--- START Text passage ---

Foreshore and Seabed: A New Wave of Attacks

Another round of Crown confiscations stand before us. Among the current onslaught of law-changes, the Government has recently announced its plans to overturn the 2023 Court of Appeal decision which lowered the threshold for meeting Customary marine title claims. The history here gets tangled easily, so let’s break it down in chronological order (an oversimplification, but a necessary one):

  • Leading up to 2003, the Crown was under the assumption that it had full ownership over the foreshore and seabed—this is the land below the high tide mark and 12 nautical miles (22 km) out to sea. Or, as Māori rights activist Malcolm Mulholland put it, where Tangaroa meets Papatūānuku.
  • That year, however, the Court of Appeal found that no one, in fact, owned this land. This allowed the possibility for Māori to claim customary marine rights, which recognise and protect historic practices such as gathering seaweed, planting native species, launching waka, or imposing rāhui.

--- END Text passage ---

# Exercise tasks
A: Answer these questions from the foreshore and seabed text.
(i) Which ruling does the Government plan to overturn?
(ii) How far out to sea does the foreshore and seabed reach?
(iii) What practices do customary marine rights recognize and protect?
B: Take the foreshore and seabed text further from its last bullet point, keeping the chronological list going in the same voice.

--- START Dataset content ---

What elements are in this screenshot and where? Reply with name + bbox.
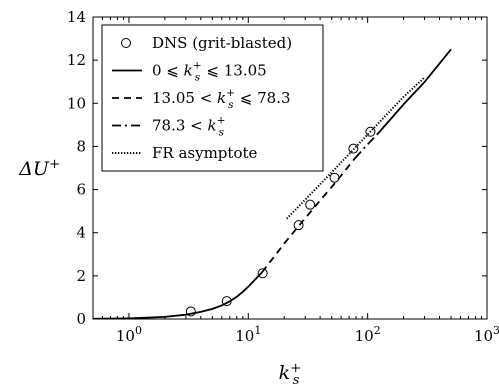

--- END Dataset content ---

# Expected responses
A:
(i) The 2023 Court of Appeal decision, which lowered the threshold for meeting Customary marine title claims.
(ii) 12 nautical miles (22 km) out to sea.
(iii) Gathering seaweed, planting native species, launching waka, and imposing rāhui.

B:
  • The Clark Government immediately responded by declaring that ‘steps will be taken to confirm absolute Crown title over the foreshore.’ By November 2004 it had passed the Foreshore and Seabed Act, which initiated Crown ownership of the land. In effect, this law extinguished customary title, curtailed rights to due process, and constituted the legislative theft of Aotearoa’s coast.
  • In reply to the Government’s actions—around this law, but also collecting outrage over its abandoned commitment to ‘close the gaps’ between Māori and Pākehā—a massive hīkoi on Parliament was organised. Helen Clark, who had done her best to ignore and rebuff the dissent, was caught by television cameras peeking out her office window as over 20,000 protestors completely filled the Beehive grounds and surrounding streets. It remains the largest demonstration in Aotearoa’s public memory.
  • In 2011 the Foreshore and Seabed Act was replaced by the Marine and Coastal Area (Takutai Moana) Act. The new legislation returned the “no ownership” assumption to the area, and restored the right of Māori to claim customary title—so long as they have ‘exclusively used and occupied the area from 1840 to the present day without substantial interruption’, proof provided. 
  • That condition, however, would prove extremely difficult to meet. At the time of the Act’s passing Hone Harawira called it a ‘fraud’, given ‘the research showing that 98 per cent of Māori will not be able to prove unbroken tenure.’ To this day only a handful of iwi have successfully done so.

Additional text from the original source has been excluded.